**Stated goal:** Every record should be written out exactly, with the pictures left out.

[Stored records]
━━━

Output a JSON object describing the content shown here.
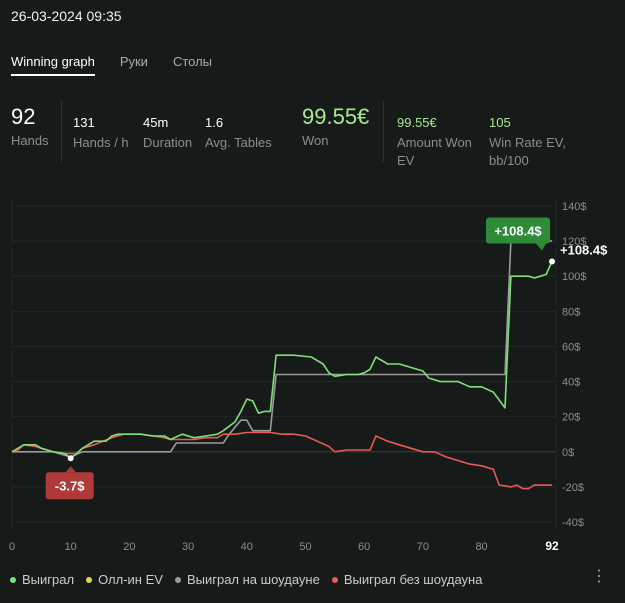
{
  "header": {
    "datetime": "26-03-2024 09:35"
  },
  "tabs": [
    {
      "label": "Winning graph",
      "active": true
    },
    {
      "label": "Руки",
      "active": false
    },
    {
      "label": "Столы",
      "active": false
    }
  ],
  "stats": {
    "hands": {
      "value": "92",
      "label": "Hands"
    },
    "hands_per_h": {
      "value": "131",
      "label": "Hands / h"
    },
    "duration": {
      "value": "45m",
      "label": "Duration"
    },
    "avg_tables": {
      "value": "1.6",
      "label": "Avg. Tables"
    },
    "won": {
      "value": "99.55€",
      "label": "Won"
    },
    "amount_won_ev": {
      "value": "99.55€",
      "label_1": "Amount Won",
      "label_2": "EV"
    },
    "win_rate_ev": {
      "value": "105",
      "label_1": "Win Rate EV,",
      "label_2": "bb/100"
    }
  },
  "colors": {
    "won": "#7fe07a",
    "allin_ev": "#e8d84a",
    "showdown": "#9a9a9a",
    "non_showdown": "#e85a55",
    "max_badge": "#2e8b3a",
    "min_badge": "#b03a3a"
  },
  "chart_data": {
    "type": "line",
    "x_ticks": [
      0,
      10,
      20,
      30,
      40,
      50,
      60,
      70,
      80,
      92
    ],
    "y_ticks": [
      "140$",
      "120$",
      "100$",
      "80$",
      "60$",
      "40$",
      "20$",
      "0$",
      "-20$",
      "-40$"
    ],
    "ylim": [
      -40,
      140
    ],
    "xlim": [
      0,
      92
    ],
    "grid": true,
    "legend_position": "bottom-left",
    "max_label": "+108.4$",
    "min_label": "-3.7$",
    "end_label": "+108.4$",
    "series": [
      {
        "name": "Выиграл",
        "key": "won",
        "points": [
          [
            0,
            0
          ],
          [
            1,
            2
          ],
          [
            2,
            4
          ],
          [
            4,
            4
          ],
          [
            5,
            2
          ],
          [
            6,
            1
          ],
          [
            7,
            0
          ],
          [
            9,
            -1
          ],
          [
            10,
            -3.7
          ],
          [
            11,
            -1
          ],
          [
            12,
            2
          ],
          [
            13,
            4
          ],
          [
            14,
            6
          ],
          [
            16,
            6
          ],
          [
            17,
            9
          ],
          [
            18,
            10
          ],
          [
            22,
            10
          ],
          [
            24,
            9
          ],
          [
            26,
            9
          ],
          [
            27,
            7
          ],
          [
            29,
            10
          ],
          [
            31,
            8
          ],
          [
            33,
            9
          ],
          [
            35,
            10
          ],
          [
            36,
            12
          ],
          [
            38,
            17
          ],
          [
            39,
            23
          ],
          [
            40,
            30
          ],
          [
            41,
            29
          ],
          [
            42,
            22
          ],
          [
            43,
            23
          ],
          [
            44,
            23
          ],
          [
            45,
            55
          ],
          [
            48,
            55
          ],
          [
            51,
            54
          ],
          [
            53,
            50
          ],
          [
            54,
            45
          ],
          [
            55,
            43
          ],
          [
            57,
            44
          ],
          [
            59,
            44
          ],
          [
            60,
            45
          ],
          [
            61,
            47
          ],
          [
            62,
            54
          ],
          [
            63,
            52
          ],
          [
            64,
            50
          ],
          [
            66,
            50
          ],
          [
            68,
            48
          ],
          [
            70,
            46
          ],
          [
            71,
            42
          ],
          [
            73,
            40
          ],
          [
            76,
            40
          ],
          [
            78,
            37
          ],
          [
            80,
            37
          ],
          [
            82,
            34
          ],
          [
            84,
            25
          ],
          [
            85,
            100
          ],
          [
            88,
            100
          ],
          [
            89,
            99
          ],
          [
            90,
            100
          ],
          [
            91,
            101
          ],
          [
            92,
            108.4
          ]
        ]
      },
      {
        "name": "Олл-ин EV",
        "key": "allin_ev",
        "points": []
      },
      {
        "name": "Выиграл на шоудауне",
        "key": "showdown",
        "points": [
          [
            0,
            0
          ],
          [
            7,
            0
          ],
          [
            10,
            -3
          ],
          [
            12,
            0
          ],
          [
            20,
            0
          ],
          [
            27,
            0
          ],
          [
            28,
            5
          ],
          [
            36,
            5
          ],
          [
            37,
            10
          ],
          [
            39,
            18
          ],
          [
            40,
            18
          ],
          [
            41,
            12
          ],
          [
            44,
            12
          ],
          [
            45,
            44
          ],
          [
            84,
            44
          ],
          [
            85,
            120
          ],
          [
            88,
            120
          ],
          [
            89,
            120
          ],
          [
            92,
            120
          ]
        ]
      },
      {
        "name": "Выиграл без шоудауна",
        "key": "non_showdown",
        "points": [
          [
            0,
            0
          ],
          [
            1,
            1
          ],
          [
            2,
            4
          ],
          [
            4,
            3
          ],
          [
            5,
            2
          ],
          [
            6,
            1
          ],
          [
            7,
            0
          ],
          [
            9,
            -1
          ],
          [
            10,
            -1
          ],
          [
            11,
            -1
          ],
          [
            12,
            2
          ],
          [
            14,
            4
          ],
          [
            17,
            8
          ],
          [
            19,
            10
          ],
          [
            22,
            10
          ],
          [
            24,
            9
          ],
          [
            26,
            8
          ],
          [
            27,
            7
          ],
          [
            29,
            7
          ],
          [
            31,
            7
          ],
          [
            33,
            8
          ],
          [
            35,
            8
          ],
          [
            36,
            10
          ],
          [
            38,
            10
          ],
          [
            40,
            11
          ],
          [
            42,
            11
          ],
          [
            44,
            11
          ],
          [
            46,
            10
          ],
          [
            48,
            10
          ],
          [
            50,
            9
          ],
          [
            52,
            6
          ],
          [
            54,
            3
          ],
          [
            55,
            0
          ],
          [
            57,
            1
          ],
          [
            59,
            1
          ],
          [
            61,
            1
          ],
          [
            62,
            9
          ],
          [
            64,
            6
          ],
          [
            66,
            4
          ],
          [
            68,
            2
          ],
          [
            70,
            0
          ],
          [
            72,
            0
          ],
          [
            74,
            -3
          ],
          [
            76,
            -5
          ],
          [
            78,
            -7
          ],
          [
            80,
            -8
          ],
          [
            82,
            -10
          ],
          [
            83,
            -19
          ],
          [
            85,
            -20
          ],
          [
            86,
            -19
          ],
          [
            87,
            -21
          ],
          [
            88,
            -21
          ],
          [
            89,
            -19
          ],
          [
            91,
            -19
          ],
          [
            92,
            -19
          ]
        ]
      }
    ]
  },
  "legend": [
    {
      "label": "Выиграл",
      "key": "won"
    },
    {
      "label": "Олл-ин EV",
      "key": "allin_ev"
    },
    {
      "label": "Выиграл на шоудауне",
      "key": "showdown"
    },
    {
      "label": "Выиграл без шоудауна",
      "key": "non_showdown"
    }
  ],
  "more_icon": "⋮"
}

━━━

**Task solution:**
Output a JSON object describing the content shown here.
{
  "header": {
    "datetime": "26-03-2024 09:35"
  },
  "tabs": [
    {
      "label": "Winning graph",
      "active": true
    },
    {
      "label": "Руки",
      "active": false
    },
    {
      "label": "Столы",
      "active": false
    }
  ],
  "stats": {
    "hands": {
      "value": "92",
      "label": "Hands"
    },
    "hands_per_h": {
      "value": "131",
      "label": "Hands / h"
    },
    "duration": {
      "value": "45m",
      "label": "Duration"
    },
    "avg_tables": {
      "value": "1.6",
      "label": "Avg. Tables"
    },
    "won": {
      "value": "99.55€",
      "label": "Won"
    },
    "amount_won_ev": {
      "value": "99.55€",
      "label_1": "Amount Won",
      "label_2": "EV"
    },
    "win_rate_ev": {
      "value": "105",
      "label_1": "Win Rate EV,",
      "label_2": "bb/100"
    }
  },
  "colors": {
    "won": "#7fe07a",
    "allin_ev": "#e8d84a",
    "showdown": "#9a9a9a",
    "non_showdown": "#e85a55",
    "max_badge": "#2e8b3a",
    "min_badge": "#b03a3a"
  },
  "chart_data": {
    "type": "line",
    "x_ticks": [
      0,
      10,
      20,
      30,
      40,
      50,
      60,
      70,
      80,
      92
    ],
    "y_ticks": [
      "140$",
      "120$",
      "100$",
      "80$",
      "60$",
      "40$",
      "20$",
      "0$",
      "-20$",
      "-40$"
    ],
    "ylim": [
      -40,
      140
    ],
    "xlim": [
      0,
      92
    ],
    "grid": true,
    "legend_position": "bottom-left",
    "max_label": "+108.4$",
    "min_label": "-3.7$",
    "end_label": "+108.4$",
    "series": [
      {
        "name": "Выиграл",
        "key": "won",
        "points": [
          [
            0,
            0
          ],
          [
            1,
            2
          ],
          [
            2,
            4
          ],
          [
            4,
            4
          ],
          [
            5,
            2
          ],
          [
            6,
            1
          ],
          [
            7,
            0
          ],
          [
            9,
            -1
          ],
          [
            10,
            -3.7
          ],
          [
            11,
            -1
          ],
          [
            12,
            2
          ],
          [
            13,
            4
          ],
          [
            14,
            6
          ],
          [
            16,
            6
          ],
          [
            17,
            9
          ],
          [
            18,
            10
          ],
          [
            22,
            10
          ],
          [
            24,
            9
          ],
          [
            26,
            9
          ],
          [
            27,
            7
          ],
          [
            29,
            10
          ],
          [
            31,
            8
          ],
          [
            33,
            9
          ],
          [
            35,
            10
          ],
          [
            36,
            12
          ],
          [
            38,
            17
          ],
          [
            39,
            23
          ],
          [
            40,
            30
          ],
          [
            41,
            29
          ],
          [
            42,
            22
          ],
          [
            43,
            23
          ],
          [
            44,
            23
          ],
          [
            45,
            55
          ],
          [
            48,
            55
          ],
          [
            51,
            54
          ],
          [
            53,
            50
          ],
          [
            54,
            45
          ],
          [
            55,
            43
          ],
          [
            57,
            44
          ],
          [
            59,
            44
          ],
          [
            60,
            45
          ],
          [
            61,
            47
          ],
          [
            62,
            54
          ],
          [
            63,
            52
          ],
          [
            64,
            50
          ],
          [
            66,
            50
          ],
          [
            68,
            48
          ],
          [
            70,
            46
          ],
          [
            71,
            42
          ],
          [
            73,
            40
          ],
          [
            76,
            40
          ],
          [
            78,
            37
          ],
          [
            80,
            37
          ],
          [
            82,
            34
          ],
          [
            84,
            25
          ],
          [
            85,
            100
          ],
          [
            88,
            100
          ],
          [
            89,
            99
          ],
          [
            90,
            100
          ],
          [
            91,
            101
          ],
          [
            92,
            108.4
          ]
        ]
      },
      {
        "name": "Олл-ин EV",
        "key": "allin_ev",
        "points": []
      },
      {
        "name": "Выиграл на шоудауне",
        "key": "showdown",
        "points": [
          [
            0,
            0
          ],
          [
            7,
            0
          ],
          [
            10,
            -3
          ],
          [
            12,
            0
          ],
          [
            20,
            0
          ],
          [
            27,
            0
          ],
          [
            28,
            5
          ],
          [
            36,
            5
          ],
          [
            37,
            10
          ],
          [
            39,
            18
          ],
          [
            40,
            18
          ],
          [
            41,
            12
          ],
          [
            44,
            12
          ],
          [
            45,
            44
          ],
          [
            84,
            44
          ],
          [
            85,
            120
          ],
          [
            88,
            120
          ],
          [
            89,
            120
          ],
          [
            92,
            120
          ]
        ]
      },
      {
        "name": "Выиграл без шоудауна",
        "key": "non_showdown",
        "points": [
          [
            0,
            0
          ],
          [
            1,
            1
          ],
          [
            2,
            4
          ],
          [
            4,
            3
          ],
          [
            5,
            2
          ],
          [
            6,
            1
          ],
          [
            7,
            0
          ],
          [
            9,
            -1
          ],
          [
            10,
            -1
          ],
          [
            11,
            -1
          ],
          [
            12,
            2
          ],
          [
            14,
            4
          ],
          [
            17,
            8
          ],
          [
            19,
            10
          ],
          [
            22,
            10
          ],
          [
            24,
            9
          ],
          [
            26,
            8
          ],
          [
            27,
            7
          ],
          [
            29,
            7
          ],
          [
            31,
            7
          ],
          [
            33,
            8
          ],
          [
            35,
            8
          ],
          [
            36,
            10
          ],
          [
            38,
            10
          ],
          [
            40,
            11
          ],
          [
            42,
            11
          ],
          [
            44,
            11
          ],
          [
            46,
            10
          ],
          [
            48,
            10
          ],
          [
            50,
            9
          ],
          [
            52,
            6
          ],
          [
            54,
            3
          ],
          [
            55,
            0
          ],
          [
            57,
            1
          ],
          [
            59,
            1
          ],
          [
            61,
            1
          ],
          [
            62,
            9
          ],
          [
            64,
            6
          ],
          [
            66,
            4
          ],
          [
            68,
            2
          ],
          [
            70,
            0
          ],
          [
            72,
            0
          ],
          [
            74,
            -3
          ],
          [
            76,
            -5
          ],
          [
            78,
            -7
          ],
          [
            80,
            -8
          ],
          [
            82,
            -10
          ],
          [
            83,
            -19
          ],
          [
            85,
            -20
          ],
          [
            86,
            -19
          ],
          [
            87,
            -21
          ],
          [
            88,
            -21
          ],
          [
            89,
            -19
          ],
          [
            91,
            -19
          ],
          [
            92,
            -19
          ]
        ]
      }
    ]
  },
  "legend": [
    {
      "label": "Выиграл",
      "key": "won"
    },
    {
      "label": "Олл-ин EV",
      "key": "allin_ev"
    },
    {
      "label": "Выиграл на шоудауне",
      "key": "showdown"
    },
    {
      "label": "Выиграл без шоудауна",
      "key": "non_showdown"
    }
  ],
  "more_icon": "⋮"
}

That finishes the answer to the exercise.